-- start of DATA LISTING --
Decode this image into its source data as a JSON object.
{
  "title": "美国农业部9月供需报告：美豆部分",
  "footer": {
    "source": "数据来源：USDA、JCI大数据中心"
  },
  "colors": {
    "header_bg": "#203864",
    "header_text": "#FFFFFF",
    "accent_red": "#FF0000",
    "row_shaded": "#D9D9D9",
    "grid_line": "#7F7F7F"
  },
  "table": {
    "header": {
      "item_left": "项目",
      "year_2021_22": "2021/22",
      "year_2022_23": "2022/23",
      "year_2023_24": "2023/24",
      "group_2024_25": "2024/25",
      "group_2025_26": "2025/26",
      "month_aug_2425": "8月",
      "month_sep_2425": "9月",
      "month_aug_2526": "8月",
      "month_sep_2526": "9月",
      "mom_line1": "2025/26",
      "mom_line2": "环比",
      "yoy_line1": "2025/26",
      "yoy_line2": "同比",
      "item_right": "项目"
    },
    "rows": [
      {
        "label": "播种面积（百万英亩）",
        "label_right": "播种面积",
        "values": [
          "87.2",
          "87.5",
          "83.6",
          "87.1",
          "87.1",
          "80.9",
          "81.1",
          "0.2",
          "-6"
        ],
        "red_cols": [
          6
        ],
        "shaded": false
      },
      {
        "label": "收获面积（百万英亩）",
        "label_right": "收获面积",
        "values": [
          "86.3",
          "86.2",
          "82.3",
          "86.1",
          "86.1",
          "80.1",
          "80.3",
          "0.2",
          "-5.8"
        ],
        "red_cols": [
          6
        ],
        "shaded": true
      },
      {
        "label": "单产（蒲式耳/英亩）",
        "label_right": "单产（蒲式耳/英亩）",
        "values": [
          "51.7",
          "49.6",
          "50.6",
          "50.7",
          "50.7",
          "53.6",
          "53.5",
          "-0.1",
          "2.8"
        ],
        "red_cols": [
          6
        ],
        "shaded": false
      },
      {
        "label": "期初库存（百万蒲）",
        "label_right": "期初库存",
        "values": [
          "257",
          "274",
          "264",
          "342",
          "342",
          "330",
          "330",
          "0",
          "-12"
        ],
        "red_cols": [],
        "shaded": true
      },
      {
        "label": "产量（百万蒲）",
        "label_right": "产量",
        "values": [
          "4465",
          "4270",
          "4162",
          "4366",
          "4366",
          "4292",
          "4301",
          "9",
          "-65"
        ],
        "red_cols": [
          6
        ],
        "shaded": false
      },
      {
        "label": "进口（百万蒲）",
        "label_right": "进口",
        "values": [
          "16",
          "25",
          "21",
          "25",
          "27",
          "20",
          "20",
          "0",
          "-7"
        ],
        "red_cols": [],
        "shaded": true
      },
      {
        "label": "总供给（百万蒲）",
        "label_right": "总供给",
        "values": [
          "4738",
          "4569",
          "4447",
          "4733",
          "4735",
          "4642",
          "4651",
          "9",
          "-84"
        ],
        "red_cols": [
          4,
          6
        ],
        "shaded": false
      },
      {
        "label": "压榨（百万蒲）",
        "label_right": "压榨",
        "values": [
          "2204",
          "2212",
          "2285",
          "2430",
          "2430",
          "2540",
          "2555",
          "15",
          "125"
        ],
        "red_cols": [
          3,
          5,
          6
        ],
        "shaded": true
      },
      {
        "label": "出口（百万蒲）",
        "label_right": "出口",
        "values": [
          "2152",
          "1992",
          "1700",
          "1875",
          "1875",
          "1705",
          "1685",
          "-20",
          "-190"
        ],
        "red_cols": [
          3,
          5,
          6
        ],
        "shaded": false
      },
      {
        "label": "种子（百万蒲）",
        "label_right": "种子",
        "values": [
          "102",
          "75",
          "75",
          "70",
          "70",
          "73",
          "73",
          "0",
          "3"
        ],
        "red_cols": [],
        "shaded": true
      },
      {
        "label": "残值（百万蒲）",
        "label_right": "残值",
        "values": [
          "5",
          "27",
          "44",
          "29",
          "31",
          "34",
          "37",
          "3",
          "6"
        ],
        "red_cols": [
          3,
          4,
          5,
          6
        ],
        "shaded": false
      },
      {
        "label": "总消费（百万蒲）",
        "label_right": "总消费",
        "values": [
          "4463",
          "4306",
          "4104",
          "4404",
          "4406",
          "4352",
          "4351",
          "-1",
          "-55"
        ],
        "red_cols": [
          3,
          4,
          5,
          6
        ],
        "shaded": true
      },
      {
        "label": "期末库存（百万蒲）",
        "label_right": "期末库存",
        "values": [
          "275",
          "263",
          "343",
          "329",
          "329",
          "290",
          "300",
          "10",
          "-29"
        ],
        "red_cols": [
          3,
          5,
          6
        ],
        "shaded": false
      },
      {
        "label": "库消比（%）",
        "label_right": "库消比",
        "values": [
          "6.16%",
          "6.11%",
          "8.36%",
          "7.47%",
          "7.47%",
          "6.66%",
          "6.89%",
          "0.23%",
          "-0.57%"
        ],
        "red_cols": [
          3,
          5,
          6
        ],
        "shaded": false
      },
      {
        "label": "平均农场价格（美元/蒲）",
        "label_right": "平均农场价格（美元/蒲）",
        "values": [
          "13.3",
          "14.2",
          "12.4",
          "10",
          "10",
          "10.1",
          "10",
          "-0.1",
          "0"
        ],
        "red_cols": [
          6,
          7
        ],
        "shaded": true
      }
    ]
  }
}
-- end of DATA LISTING --
▸ TASK INSTRUCTIONS
Output the listing above without altering a single character.

▸ ANSWER TO THIS EXERCISE
Decode this image into its source data as a JSON object.
{
  "title": "美国农业部9月供需报告：美豆部分",
  "footer": {
    "source": "数据来源：USDA、JCI大数据中心"
  },
  "colors": {
    "header_bg": "#203864",
    "header_text": "#FFFFFF",
    "accent_red": "#FF0000",
    "row_shaded": "#D9D9D9",
    "grid_line": "#7F7F7F"
  },
  "table": {
    "header": {
      "item_left": "项目",
      "year_2021_22": "2021/22",
      "year_2022_23": "2022/23",
      "year_2023_24": "2023/24",
      "group_2024_25": "2024/25",
      "group_2025_26": "2025/26",
      "month_aug_2425": "8月",
      "month_sep_2425": "9月",
      "month_aug_2526": "8月",
      "month_sep_2526": "9月",
      "mom_line1": "2025/26",
      "mom_line2": "环比",
      "yoy_line1": "2025/26",
      "yoy_line2": "同比",
      "item_right": "项目"
    },
    "rows": [
      {
        "label": "播种面积（百万英亩）",
        "label_right": "播种面积",
        "values": [
          "87.2",
          "87.5",
          "83.6",
          "87.1",
          "87.1",
          "80.9",
          "81.1",
          "0.2",
          "-6"
        ],
        "red_cols": [
          6
        ],
        "shaded": false
      },
      {
        "label": "收获面积（百万英亩）",
        "label_right": "收获面积",
        "values": [
          "86.3",
          "86.2",
          "82.3",
          "86.1",
          "86.1",
          "80.1",
          "80.3",
          "0.2",
          "-5.8"
        ],
        "red_cols": [
          6
        ],
        "shaded": true
      },
      {
        "label": "单产（蒲式耳/英亩）",
        "label_right": "单产（蒲式耳/英亩）",
        "values": [
          "51.7",
          "49.6",
          "50.6",
          "50.7",
          "50.7",
          "53.6",
          "53.5",
          "-0.1",
          "2.8"
        ],
        "red_cols": [
          6
        ],
        "shaded": false
      },
      {
        "label": "期初库存（百万蒲）",
        "label_right": "期初库存",
        "values": [
          "257",
          "274",
          "264",
          "342",
          "342",
          "330",
          "330",
          "0",
          "-12"
        ],
        "red_cols": [],
        "shaded": true
      },
      {
        "label": "产量（百万蒲）",
        "label_right": "产量",
        "values": [
          "4465",
          "4270",
          "4162",
          "4366",
          "4366",
          "4292",
          "4301",
          "9",
          "-65"
        ],
        "red_cols": [
          6
        ],
        "shaded": false
      },
      {
        "label": "进口（百万蒲）",
        "label_right": "进口",
        "values": [
          "16",
          "25",
          "21",
          "25",
          "27",
          "20",
          "20",
          "0",
          "-7"
        ],
        "red_cols": [],
        "shaded": true
      },
      {
        "label": "总供给（百万蒲）",
        "label_right": "总供给",
        "values": [
          "4738",
          "4569",
          "4447",
          "4733",
          "4735",
          "4642",
          "4651",
          "9",
          "-84"
        ],
        "red_cols": [
          4,
          6
        ],
        "shaded": false
      },
      {
        "label": "压榨（百万蒲）",
        "label_right": "压榨",
        "values": [
          "2204",
          "2212",
          "2285",
          "2430",
          "2430",
          "2540",
          "2555",
          "15",
          "125"
        ],
        "red_cols": [
          3,
          5,
          6
        ],
        "shaded": true
      },
      {
        "label": "出口（百万蒲）",
        "label_right": "出口",
        "values": [
          "2152",
          "1992",
          "1700",
          "1875",
          "1875",
          "1705",
          "1685",
          "-20",
          "-190"
        ],
        "red_cols": [
          3,
          5,
          6
        ],
        "shaded": false
      },
      {
        "label": "种子（百万蒲）",
        "label_right": "种子",
        "values": [
          "102",
          "75",
          "75",
          "70",
          "70",
          "73",
          "73",
          "0",
          "3"
        ],
        "red_cols": [],
        "shaded": true
      },
      {
        "label": "残值（百万蒲）",
        "label_right": "残值",
        "values": [
          "5",
          "27",
          "44",
          "29",
          "31",
          "34",
          "37",
          "3",
          "6"
        ],
        "red_cols": [
          3,
          4,
          5,
          6
        ],
        "shaded": false
      },
      {
        "label": "总消费（百万蒲）",
        "label_right": "总消费",
        "values": [
          "4463",
          "4306",
          "4104",
          "4404",
          "4406",
          "4352",
          "4351",
          "-1",
          "-55"
        ],
        "red_cols": [
          3,
          4,
          5,
          6
        ],
        "shaded": true
      },
      {
        "label": "期末库存（百万蒲）",
        "label_right": "期末库存",
        "values": [
          "275",
          "263",
          "343",
          "329",
          "329",
          "290",
          "300",
          "10",
          "-29"
        ],
        "red_cols": [
          3,
          5,
          6
        ],
        "shaded": false
      },
      {
        "label": "库消比（%）",
        "label_right": "库消比",
        "values": [
          "6.16%",
          "6.11%",
          "8.36%",
          "7.47%",
          "7.47%",
          "6.66%",
          "6.89%",
          "0.23%",
          "-0.57%"
        ],
        "red_cols": [
          3,
          5,
          6
        ],
        "shaded": false
      },
      {
        "label": "平均农场价格（美元/蒲）",
        "label_right": "平均农场价格（美元/蒲）",
        "values": [
          "13.3",
          "14.2",
          "12.4",
          "10",
          "10",
          "10.1",
          "10",
          "-0.1",
          "0"
        ],
        "red_cols": [
          6,
          7
        ],
        "shaded": true
      }
    ]
  }
}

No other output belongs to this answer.